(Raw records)
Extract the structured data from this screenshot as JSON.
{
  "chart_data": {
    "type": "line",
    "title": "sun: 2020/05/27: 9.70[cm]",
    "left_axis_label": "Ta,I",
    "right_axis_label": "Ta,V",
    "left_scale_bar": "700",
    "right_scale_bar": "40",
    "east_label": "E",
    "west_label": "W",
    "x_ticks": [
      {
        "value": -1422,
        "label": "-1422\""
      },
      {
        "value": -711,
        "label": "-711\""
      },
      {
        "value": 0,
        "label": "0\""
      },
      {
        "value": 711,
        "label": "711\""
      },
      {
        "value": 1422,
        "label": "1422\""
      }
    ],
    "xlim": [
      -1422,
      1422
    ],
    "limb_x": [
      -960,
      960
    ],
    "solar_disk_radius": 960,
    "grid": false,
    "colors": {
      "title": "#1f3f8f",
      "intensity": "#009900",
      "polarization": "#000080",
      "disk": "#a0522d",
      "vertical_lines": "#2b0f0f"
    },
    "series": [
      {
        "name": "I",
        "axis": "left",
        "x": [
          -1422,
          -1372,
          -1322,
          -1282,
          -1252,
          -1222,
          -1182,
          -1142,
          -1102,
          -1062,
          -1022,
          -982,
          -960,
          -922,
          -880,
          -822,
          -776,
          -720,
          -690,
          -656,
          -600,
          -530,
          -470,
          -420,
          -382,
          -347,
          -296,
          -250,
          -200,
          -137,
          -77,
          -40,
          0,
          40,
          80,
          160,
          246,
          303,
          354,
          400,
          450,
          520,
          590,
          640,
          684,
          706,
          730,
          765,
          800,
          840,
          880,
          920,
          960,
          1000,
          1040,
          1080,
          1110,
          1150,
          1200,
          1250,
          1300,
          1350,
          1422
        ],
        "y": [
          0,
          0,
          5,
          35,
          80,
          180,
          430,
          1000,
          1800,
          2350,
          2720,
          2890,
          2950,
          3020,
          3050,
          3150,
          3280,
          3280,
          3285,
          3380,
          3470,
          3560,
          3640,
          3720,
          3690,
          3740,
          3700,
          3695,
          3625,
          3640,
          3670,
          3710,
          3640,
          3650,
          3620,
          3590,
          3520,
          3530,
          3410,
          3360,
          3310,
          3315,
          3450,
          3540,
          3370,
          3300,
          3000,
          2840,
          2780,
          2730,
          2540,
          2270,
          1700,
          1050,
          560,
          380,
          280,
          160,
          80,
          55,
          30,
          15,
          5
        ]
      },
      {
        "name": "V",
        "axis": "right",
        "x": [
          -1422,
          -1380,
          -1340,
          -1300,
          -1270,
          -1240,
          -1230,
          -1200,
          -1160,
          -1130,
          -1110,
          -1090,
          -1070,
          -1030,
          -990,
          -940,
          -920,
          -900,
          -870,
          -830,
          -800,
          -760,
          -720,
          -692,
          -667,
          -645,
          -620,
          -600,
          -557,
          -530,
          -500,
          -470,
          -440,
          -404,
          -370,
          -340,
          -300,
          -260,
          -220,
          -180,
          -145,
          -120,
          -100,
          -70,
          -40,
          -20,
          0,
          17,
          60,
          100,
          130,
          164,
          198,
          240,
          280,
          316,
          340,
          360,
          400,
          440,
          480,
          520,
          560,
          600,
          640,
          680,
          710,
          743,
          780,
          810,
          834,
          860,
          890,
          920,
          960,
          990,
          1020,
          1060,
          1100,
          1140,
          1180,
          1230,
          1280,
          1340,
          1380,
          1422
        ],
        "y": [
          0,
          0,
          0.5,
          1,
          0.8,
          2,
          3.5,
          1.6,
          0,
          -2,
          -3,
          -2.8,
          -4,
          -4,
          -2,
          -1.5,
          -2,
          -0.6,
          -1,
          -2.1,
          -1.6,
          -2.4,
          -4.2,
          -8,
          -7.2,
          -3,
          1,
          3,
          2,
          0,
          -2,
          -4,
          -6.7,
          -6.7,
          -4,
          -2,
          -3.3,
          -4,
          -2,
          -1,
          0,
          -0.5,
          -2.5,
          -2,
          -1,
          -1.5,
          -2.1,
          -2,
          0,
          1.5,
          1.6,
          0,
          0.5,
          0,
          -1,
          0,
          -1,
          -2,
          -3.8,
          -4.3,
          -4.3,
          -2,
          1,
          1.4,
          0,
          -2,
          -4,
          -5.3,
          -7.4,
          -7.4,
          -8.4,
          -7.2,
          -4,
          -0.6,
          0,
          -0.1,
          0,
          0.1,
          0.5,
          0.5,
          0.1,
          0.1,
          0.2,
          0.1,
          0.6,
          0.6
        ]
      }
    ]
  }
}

DO THIS: Filter the entries and copy out every line with the word "title".

ANSWER:
    "title": "sun: 2020/05/27: 9.70[cm]",
      "title": "#1f3f8f",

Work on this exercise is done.